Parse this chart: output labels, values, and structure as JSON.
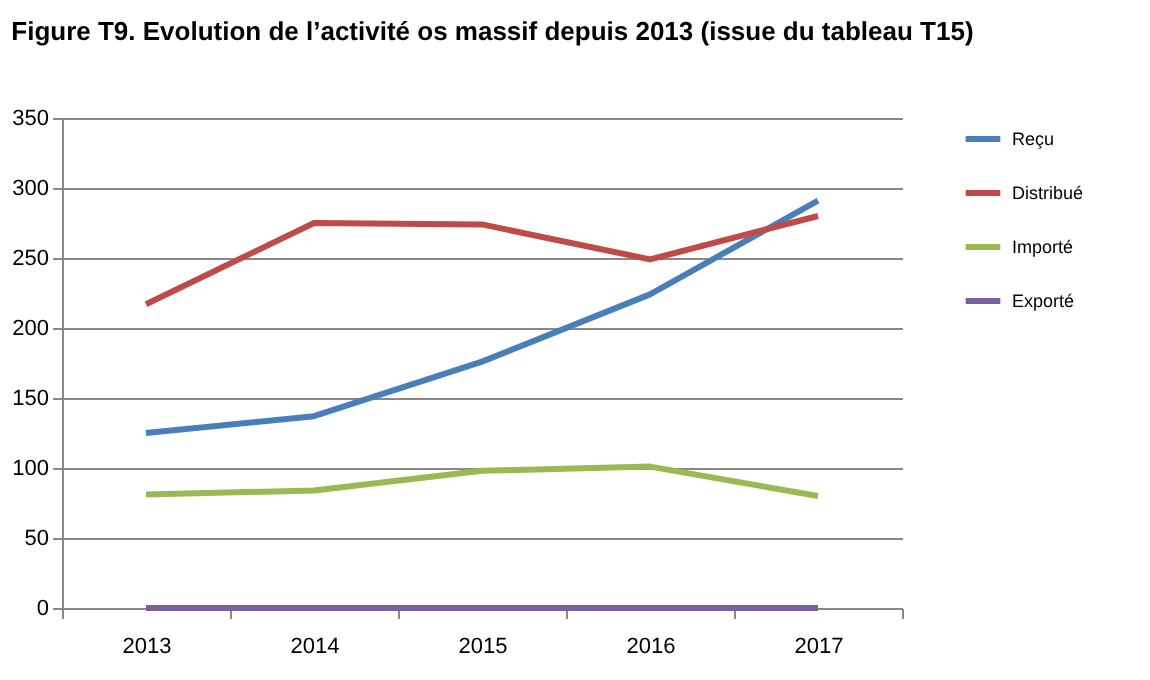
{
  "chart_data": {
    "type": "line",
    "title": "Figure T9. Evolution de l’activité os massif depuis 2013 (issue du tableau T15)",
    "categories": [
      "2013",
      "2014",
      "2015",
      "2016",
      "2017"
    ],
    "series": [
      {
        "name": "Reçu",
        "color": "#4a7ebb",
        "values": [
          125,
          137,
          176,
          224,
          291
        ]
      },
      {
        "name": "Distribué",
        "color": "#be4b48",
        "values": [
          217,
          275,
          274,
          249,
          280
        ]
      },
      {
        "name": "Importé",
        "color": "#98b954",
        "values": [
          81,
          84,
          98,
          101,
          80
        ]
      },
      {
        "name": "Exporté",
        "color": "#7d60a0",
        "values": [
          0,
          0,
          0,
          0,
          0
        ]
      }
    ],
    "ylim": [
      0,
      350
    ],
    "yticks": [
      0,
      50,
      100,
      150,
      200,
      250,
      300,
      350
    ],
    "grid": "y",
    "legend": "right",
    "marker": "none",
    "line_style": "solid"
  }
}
============
GIVEN EXERCISE. Only the number is wanted: how many lines of the material contain the word "color"?

THE COMPLETED TASK. 4